● **Reading passage**:
GRESHAM, Wis. — The first hint Bob Klopke received that this grand plan might have a chance is when he was standing sentry at his customary post, the gym doors at Gresham High School.
That’s when Arnie Dalke, a grandparent of one of the athletes in action that evening, handed Klopke something other than a ticket on his way inside.
“He handed me a check for $100, $200, something like that,’’ said Klopke.
‘“Put it into that fund,’” Klopke was told.
And so it began. This idea that this community of some 560 people, with a poverty rate at twice the national average, whose school, for years, was under the threat of closure, would somehow be able to start a scholarship fund with the intention of giving every graduating senior a financial boost toward their post-high school education, was more than fantasy.
“We hadn’t even been out trying to twist arms or anything at that point,’’ said Klopke, the former principal at Gresham and the fund president. “But he heard about what we were trying to do and jumped on board.’’
That was some 20 years ago and the bandwagon has long since been full. The annual banquet to support the Gresham Scholarship Fund has become one of the city’s most-anticipated and celebrated community events each year, with 25% of the city’s residents attending.
And today, the pride, determination, resourcefulness and grit of a small community has reached a milestone, as the Gresham Scholarship Fund now totals $1 million.
Klopke hears this and, only half-jokingly sticks out his chest.

Labeled region entries
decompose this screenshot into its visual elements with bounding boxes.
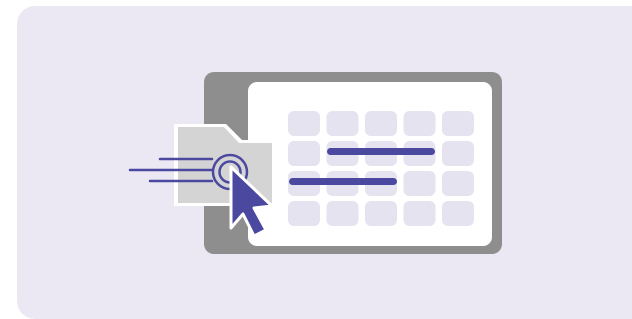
calendar-cell (326, 111, 359, 136)
event-bar-bottom (289, 178, 397, 185)
calendar-cell (403, 201, 436, 226)
calendar-cell (288, 141, 320, 166)
calendar-cell (403, 111, 436, 136)
calendar-cell (442, 141, 474, 166)
calendar-cell (288, 201, 320, 226)
calendar-cell (288, 111, 320, 136)
calendar-cell (442, 201, 474, 226)
calendar-cell (365, 201, 397, 226)
calendar-cell (403, 171, 436, 196)
calendar-cell (326, 201, 359, 226)
event-bar-top (327, 148, 435, 155)
calendar-cell (442, 171, 474, 196)
calendar-cell (365, 111, 397, 136)
calendar-cell (442, 111, 474, 136)
drag-file-to-calendar-illustration (128, 72, 502, 254)
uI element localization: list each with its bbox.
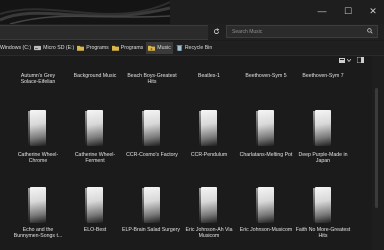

● **Set of tasks**:
- a) In the article about the Gresham Scholarship Fund, what total has the fund now reached?
- b) Write the next few paragraphs of the Gresham Scholarship Fund article, starting right after its final sentence.
The items have nothing to do with what you're asked to do here.

● **Expected answers**:
- a) $1 million.

- b)
“I don’t know,’’ said Klopke, “but we all need to.’’
And they do. And should.
“We’re just from this small community,’’ said Andrea Quinney, who is on the fund’s board of directors. “And, we do some things better because we are small.
“The pride is overwhelming. It’s huge.’’
For decades, Gresham played the role of underdog because it had to.
“Our school has been part of a unique thing,’’ said Dan Huntington, a lifelong resident who runs the local hardware store, the school buses and is an auctioneer in his spare time. “We were a joint school district with Shawano and we separated about 11, 12 years ago. We’re the only school district that has ever seceded in Wisconsin from a larger school district. So, it’s something that doesn’t happen.
“So, we fought many times just to keep the school open. The school was under siege, put it that way, since the (19)50s of being closed.’’
Closing the school would have meant a daily 28-mile round-trip trek to Shawano for their children, something they wanted no part of.
“Whenever our backs were up against the wall here, and the chips were down, it really rallied the community,’’ said Huntington. “And what I think the scholarship banquet does is, we all get together again and we have that same type of feeling. It’s something we feel is really worth fighting for, our community and our school. And, I think, that’s what really keeps the banquet going year after year. We know what it is to almost lose your school.”
The local referendum to secede from the Shawano School District and form their own passed with 85% approval which, perhaps, is why when it comes to the banquet, Huntington has been able to stand before his friends and neighbors and, utilizing his best auctioneering skills, coax $4,600 for five pies.
“We get such good support from the local community, and it’s fun,’’ he said. “It’s all about having a good time, and they know it’s for a good cause, and if the raspberry pie comes up, it’s going to bring some good money. You can’t get raspberry pie like that just anywhere; it’s only at the banquet.’’
Curt Knoke, who volunteers for the Shawano Area Community Foundation, which is under the umbrella of the Community Foundation for the Fox Valley Region and where the endowment for the Gresham Scholarship Fund is run, thinks seceding from Shawano led to a shift in the community’s outlook.
“It might have given more incentive to help out our students that way,’’ he said.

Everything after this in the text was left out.